Data to use>

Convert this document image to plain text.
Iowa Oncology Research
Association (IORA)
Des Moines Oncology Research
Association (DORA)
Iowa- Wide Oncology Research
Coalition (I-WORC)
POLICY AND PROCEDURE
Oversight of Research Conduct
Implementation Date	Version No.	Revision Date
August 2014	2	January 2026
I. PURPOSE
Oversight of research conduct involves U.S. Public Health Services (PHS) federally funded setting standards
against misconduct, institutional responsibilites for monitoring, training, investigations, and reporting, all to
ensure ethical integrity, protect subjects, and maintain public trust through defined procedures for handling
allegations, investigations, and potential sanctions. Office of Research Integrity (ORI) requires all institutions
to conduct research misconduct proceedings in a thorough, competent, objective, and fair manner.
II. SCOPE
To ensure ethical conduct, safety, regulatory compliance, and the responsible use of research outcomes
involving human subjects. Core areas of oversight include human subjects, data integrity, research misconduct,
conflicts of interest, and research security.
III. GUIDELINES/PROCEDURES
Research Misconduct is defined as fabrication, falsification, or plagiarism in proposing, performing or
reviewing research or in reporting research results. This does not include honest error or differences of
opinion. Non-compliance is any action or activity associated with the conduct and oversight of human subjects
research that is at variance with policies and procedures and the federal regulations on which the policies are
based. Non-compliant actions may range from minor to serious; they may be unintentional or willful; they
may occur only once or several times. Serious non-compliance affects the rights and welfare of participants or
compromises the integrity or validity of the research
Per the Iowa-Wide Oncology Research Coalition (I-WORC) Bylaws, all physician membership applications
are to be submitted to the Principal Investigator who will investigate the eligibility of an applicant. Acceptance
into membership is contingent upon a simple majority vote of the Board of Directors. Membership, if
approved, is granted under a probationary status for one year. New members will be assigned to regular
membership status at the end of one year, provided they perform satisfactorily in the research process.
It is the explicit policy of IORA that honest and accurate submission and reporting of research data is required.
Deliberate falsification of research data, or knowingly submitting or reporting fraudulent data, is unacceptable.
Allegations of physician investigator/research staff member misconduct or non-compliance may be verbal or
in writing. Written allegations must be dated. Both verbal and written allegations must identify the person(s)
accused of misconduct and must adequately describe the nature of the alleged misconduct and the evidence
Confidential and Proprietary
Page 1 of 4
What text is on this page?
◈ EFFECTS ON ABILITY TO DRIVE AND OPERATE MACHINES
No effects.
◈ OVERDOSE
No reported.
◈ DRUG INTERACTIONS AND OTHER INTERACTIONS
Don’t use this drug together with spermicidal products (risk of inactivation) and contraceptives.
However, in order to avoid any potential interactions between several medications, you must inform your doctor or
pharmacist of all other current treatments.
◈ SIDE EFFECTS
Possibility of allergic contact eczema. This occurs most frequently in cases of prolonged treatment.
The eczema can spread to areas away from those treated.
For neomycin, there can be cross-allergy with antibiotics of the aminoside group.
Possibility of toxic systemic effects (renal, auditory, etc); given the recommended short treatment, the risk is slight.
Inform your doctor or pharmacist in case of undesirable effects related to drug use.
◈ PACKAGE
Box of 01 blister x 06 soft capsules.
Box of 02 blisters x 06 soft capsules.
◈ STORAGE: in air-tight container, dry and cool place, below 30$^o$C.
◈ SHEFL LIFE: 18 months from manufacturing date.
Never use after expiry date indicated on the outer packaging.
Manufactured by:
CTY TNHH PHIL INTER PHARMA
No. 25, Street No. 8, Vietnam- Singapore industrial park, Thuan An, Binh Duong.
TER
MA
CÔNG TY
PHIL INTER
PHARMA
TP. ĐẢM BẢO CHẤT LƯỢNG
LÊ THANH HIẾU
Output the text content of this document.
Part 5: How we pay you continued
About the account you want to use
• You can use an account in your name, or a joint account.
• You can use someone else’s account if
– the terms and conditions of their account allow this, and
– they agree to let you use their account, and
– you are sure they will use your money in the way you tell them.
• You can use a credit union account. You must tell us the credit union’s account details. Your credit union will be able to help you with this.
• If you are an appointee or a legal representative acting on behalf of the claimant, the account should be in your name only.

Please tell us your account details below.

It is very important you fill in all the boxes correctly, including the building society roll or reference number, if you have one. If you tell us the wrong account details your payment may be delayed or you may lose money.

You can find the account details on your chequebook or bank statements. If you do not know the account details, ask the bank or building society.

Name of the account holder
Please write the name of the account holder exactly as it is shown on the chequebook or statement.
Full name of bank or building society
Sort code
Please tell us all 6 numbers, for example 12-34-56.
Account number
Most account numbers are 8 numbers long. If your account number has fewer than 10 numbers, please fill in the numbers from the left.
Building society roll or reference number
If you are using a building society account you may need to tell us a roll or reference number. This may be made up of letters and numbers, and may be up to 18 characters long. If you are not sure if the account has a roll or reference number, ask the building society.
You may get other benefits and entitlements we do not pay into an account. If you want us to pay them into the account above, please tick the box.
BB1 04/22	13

What to produce> Retype the material above, line by line, exactly.

Task response>
Convert this document image to plain text.
Iowa Oncology Research
Association (IORA)
Des Moines Oncology Research
Association (DORA)
Iowa- Wide Oncology Research
Coalition (I-WORC)
POLICY AND PROCEDURE
Oversight of Research Conduct
Implementation Date	Version No.	Revision Date
August 2014	2	January 2026
I. PURPOSE
Oversight of research conduct involves U.S. Public Health Services (PHS) federally funded setting standards
against misconduct, institutional responsibilites for monitoring, training, investigations, and reporting, all to
ensure ethical integrity, protect subjects, and maintain public trust through defined procedures for handling
allegations, investigations, and potential sanctions. Office of Research Integrity (ORI) requires all institutions
to conduct research misconduct proceedings in a thorough, competent, objective, and fair manner.
II. SCOPE
To ensure ethical conduct, safety, regulatory compliance, and the responsible use of research outcomes
involving human subjects. Core areas of oversight include human subjects, data integrity, research misconduct,
conflicts of interest, and research security.
III. GUIDELINES/PROCEDURES
Research Misconduct is defined as fabrication, falsification, or plagiarism in proposing, performing or
reviewing research or in reporting research results. This does not include honest error or differences of
opinion. Non-compliance is any action or activity associated with the conduct and oversight of human subjects
research that is at variance with policies and procedures and the federal regulations on which the policies are
based. Non-compliant actions may range from minor to serious; they may be unintentional or willful; they
may occur only once or several times. Serious non-compliance affects the rights and welfare of participants or
compromises the integrity or validity of the research
Per the Iowa-Wide Oncology Research Coalition (I-WORC) Bylaws, all physician membership applications
are to be submitted to the Principal Investigator who will investigate the eligibility of an applicant. Acceptance
into membership is contingent upon a simple majority vote of the Board of Directors. Membership, if
approved, is granted under a probationary status for one year. New members will be assigned to regular
membership status at the end of one year, provided they perform satisfactorily in the research process.
It is the explicit policy of IORA that honest and accurate submission and reporting of research data is required.
Deliberate falsification of research data, or knowingly submitting or reporting fraudulent data, is unacceptable.
Allegations of physician investigator/research staff member misconduct or non-compliance may be verbal or
in writing. Written allegations must be dated. Both verbal and written allegations must identify the person(s)
accused of misconduct and must adequately describe the nature of the alleged misconduct and the evidence
Confidential and Proprietary
Page 1 of 4
What text is on this page?
◈ EFFECTS ON ABILITY TO DRIVE AND OPERATE MACHINES
No effects.
◈ OVERDOSE
No reported.
◈ DRUG INTERACTIONS AND OTHER INTERACTIONS
Don’t use this drug together with spermicidal products (risk of inactivation) and contraceptives.
However, in order to avoid any potential interactions between several medications, you must inform your doctor or
pharmacist of all other current treatments.
◈ SIDE EFFECTS
Possibility of allergic contact eczema. This occurs most frequently in cases of prolonged treatment.
The eczema can spread to areas away from those treated.
For neomycin, there can be cross-allergy with antibiotics of the aminoside group.
Possibility of toxic systemic effects (renal, auditory, etc); given the recommended short treatment, the risk is slight.
Inform your doctor or pharmacist in case of undesirable effects related to drug use.
◈ PACKAGE
Box of 01 blister x 06 soft capsules.
Box of 02 blisters x 06 soft capsules.
◈ STORAGE: in air-tight container, dry and cool place, below 30$^o$C.
◈ SHEFL LIFE: 18 months from manufacturing date.
Never use after expiry date indicated on the outer packaging.
Manufactured by:
CTY TNHH PHIL INTER PHARMA
No. 25, Street No. 8, Vietnam- Singapore industrial park, Thuan An, Binh Duong.
TER
MA
CÔNG TY
PHIL INTER
PHARMA
TP. ĐẢM BẢO CHẤT LƯỢNG
LÊ THANH HIẾU
Output the text content of this document.
Part 5: How we pay you continued
About the account you want to use
• You can use an account in your name, or a joint account.
• You can use someone else’s account if
– the terms and conditions of their account allow this, and
– they agree to let you use their account, and
– you are sure they will use your money in the way you tell them.
• You can use a credit union account. You must tell us the credit union’s account details. Your credit union will be able to help you with this.
• If you are an appointee or a legal representative acting on behalf of the claimant, the account should be in your name only.

Please tell us your account details below.

It is very important you fill in all the boxes correctly, including the building society roll or reference number, if you have one. If you tell us the wrong account details your payment may be delayed or you may lose money.

You can find the account details on your chequebook or bank statements. If you do not know the account details, ask the bank or building society.

Name of the account holder
Please write the name of the account holder exactly as it is shown on the chequebook or statement.
Full name of bank or building society
Sort code
Please tell us all 6 numbers, for example 12-34-56.
Account number
Most account numbers are 8 numbers long. If your account number has fewer than 10 numbers, please fill in the numbers from the left.
Building society roll or reference number
If you are using a building society account you may need to tell us a roll or reference number. This may be made up of letters and numbers, and may be up to 18 characters long. If you are not sure if the account has a roll or reference number, ask the building society.
You may get other benefits and entitlements we do not pay into an account. If you want us to pay them into the account above, please tick the box.
BB1 04/22	13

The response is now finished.